Exercise description:
Show only lines that include "important".

Records supplied:
================
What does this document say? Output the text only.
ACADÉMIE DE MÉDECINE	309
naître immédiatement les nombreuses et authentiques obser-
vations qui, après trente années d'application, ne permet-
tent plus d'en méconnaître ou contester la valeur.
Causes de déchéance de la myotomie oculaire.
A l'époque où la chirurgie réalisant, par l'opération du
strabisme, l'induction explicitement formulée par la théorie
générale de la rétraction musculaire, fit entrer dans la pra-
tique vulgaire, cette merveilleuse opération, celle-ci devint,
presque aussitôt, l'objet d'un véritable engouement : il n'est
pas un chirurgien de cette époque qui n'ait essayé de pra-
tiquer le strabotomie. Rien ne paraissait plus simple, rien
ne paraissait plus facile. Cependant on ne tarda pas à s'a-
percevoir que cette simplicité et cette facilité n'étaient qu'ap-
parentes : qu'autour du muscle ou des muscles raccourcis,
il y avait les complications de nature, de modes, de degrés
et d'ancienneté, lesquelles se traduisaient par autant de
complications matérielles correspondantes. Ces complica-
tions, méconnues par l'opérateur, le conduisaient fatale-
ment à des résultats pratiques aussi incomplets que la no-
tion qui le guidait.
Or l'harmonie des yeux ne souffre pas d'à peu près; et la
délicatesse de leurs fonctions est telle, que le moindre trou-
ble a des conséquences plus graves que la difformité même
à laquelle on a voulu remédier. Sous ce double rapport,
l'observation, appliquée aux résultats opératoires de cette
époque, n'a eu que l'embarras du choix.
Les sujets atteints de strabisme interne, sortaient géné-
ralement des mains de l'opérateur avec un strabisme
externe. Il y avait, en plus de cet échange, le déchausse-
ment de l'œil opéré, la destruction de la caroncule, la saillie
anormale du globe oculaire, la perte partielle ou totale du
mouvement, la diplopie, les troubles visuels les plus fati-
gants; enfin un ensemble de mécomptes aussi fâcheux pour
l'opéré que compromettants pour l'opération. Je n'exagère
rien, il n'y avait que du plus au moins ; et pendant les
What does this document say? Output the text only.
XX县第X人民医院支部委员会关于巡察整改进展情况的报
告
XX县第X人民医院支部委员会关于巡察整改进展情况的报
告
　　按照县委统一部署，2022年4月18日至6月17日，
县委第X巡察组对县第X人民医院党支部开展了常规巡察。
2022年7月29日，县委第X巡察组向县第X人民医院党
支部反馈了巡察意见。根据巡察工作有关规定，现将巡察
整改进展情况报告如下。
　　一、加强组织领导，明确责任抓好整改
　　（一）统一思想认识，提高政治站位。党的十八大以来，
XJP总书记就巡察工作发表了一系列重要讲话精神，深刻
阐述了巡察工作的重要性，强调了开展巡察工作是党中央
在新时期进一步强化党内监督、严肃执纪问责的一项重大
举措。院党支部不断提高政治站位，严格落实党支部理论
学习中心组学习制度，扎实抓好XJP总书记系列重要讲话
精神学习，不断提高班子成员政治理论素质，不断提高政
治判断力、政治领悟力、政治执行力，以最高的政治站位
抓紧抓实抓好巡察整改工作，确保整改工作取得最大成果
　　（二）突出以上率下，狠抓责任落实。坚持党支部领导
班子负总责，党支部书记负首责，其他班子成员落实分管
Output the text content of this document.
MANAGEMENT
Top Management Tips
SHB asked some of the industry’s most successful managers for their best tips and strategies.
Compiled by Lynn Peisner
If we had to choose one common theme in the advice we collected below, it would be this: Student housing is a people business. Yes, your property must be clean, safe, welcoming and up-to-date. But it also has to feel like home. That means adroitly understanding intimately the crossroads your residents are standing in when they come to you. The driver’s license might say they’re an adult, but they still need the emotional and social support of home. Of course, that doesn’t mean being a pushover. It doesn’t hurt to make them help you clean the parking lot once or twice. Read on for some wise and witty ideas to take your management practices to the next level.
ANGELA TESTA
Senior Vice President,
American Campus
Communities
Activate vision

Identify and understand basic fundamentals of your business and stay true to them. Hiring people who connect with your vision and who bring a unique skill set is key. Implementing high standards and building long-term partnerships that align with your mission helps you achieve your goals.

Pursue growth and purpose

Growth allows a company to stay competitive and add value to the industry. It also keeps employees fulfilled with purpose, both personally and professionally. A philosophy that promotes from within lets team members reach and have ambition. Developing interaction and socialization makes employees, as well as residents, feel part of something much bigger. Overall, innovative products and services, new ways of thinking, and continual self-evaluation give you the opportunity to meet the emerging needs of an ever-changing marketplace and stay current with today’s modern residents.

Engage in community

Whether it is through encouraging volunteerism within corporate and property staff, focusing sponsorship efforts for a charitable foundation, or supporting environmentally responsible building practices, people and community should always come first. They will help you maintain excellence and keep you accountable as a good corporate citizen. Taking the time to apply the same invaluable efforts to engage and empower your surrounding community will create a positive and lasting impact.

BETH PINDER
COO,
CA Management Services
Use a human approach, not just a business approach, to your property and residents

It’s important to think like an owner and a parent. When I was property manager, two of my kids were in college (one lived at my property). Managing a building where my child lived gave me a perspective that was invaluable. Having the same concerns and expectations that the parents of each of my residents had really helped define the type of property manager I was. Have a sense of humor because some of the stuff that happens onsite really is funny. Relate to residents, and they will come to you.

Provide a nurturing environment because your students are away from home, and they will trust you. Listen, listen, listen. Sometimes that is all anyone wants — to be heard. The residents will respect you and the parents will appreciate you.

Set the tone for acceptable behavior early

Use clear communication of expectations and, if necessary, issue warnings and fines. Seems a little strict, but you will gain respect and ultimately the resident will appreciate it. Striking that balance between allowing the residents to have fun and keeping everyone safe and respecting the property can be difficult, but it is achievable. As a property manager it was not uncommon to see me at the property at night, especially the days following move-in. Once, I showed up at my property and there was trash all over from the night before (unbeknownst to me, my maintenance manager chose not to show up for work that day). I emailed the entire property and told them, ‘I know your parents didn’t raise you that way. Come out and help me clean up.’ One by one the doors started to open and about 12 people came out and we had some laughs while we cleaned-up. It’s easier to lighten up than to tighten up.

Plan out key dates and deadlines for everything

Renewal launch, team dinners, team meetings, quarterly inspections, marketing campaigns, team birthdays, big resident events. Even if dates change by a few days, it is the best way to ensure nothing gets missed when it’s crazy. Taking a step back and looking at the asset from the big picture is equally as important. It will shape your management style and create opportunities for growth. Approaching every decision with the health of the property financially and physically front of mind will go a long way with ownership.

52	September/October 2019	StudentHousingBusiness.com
================
Result below:
It’s important to think like an owner and a parent. When I was property manager, two of my kids were in college (one lived at my property). Managing a building where my child lived gave me a perspective that was invaluable. Having the same concerns and expectations that the parents of each of my residents had really helped define the type of property manager I was. Have a sense of humor because some of the stuff that happens onsite really is funny. Relate to residents, and they will come to you.
Renewal launch, team dinners, team meetings, quarterly inspections, marketing campaigns, team birthdays, big resident events. Even if dates change by a few days, it is the best way to ensure nothing gets missed when it’s crazy. Taking a step back and looking at the asset from the big picture is equally as important. It will shape your management style and create opportunities for growth. Approaching every decision with the health of the property financially and physically front of mind will go a long way with ownership.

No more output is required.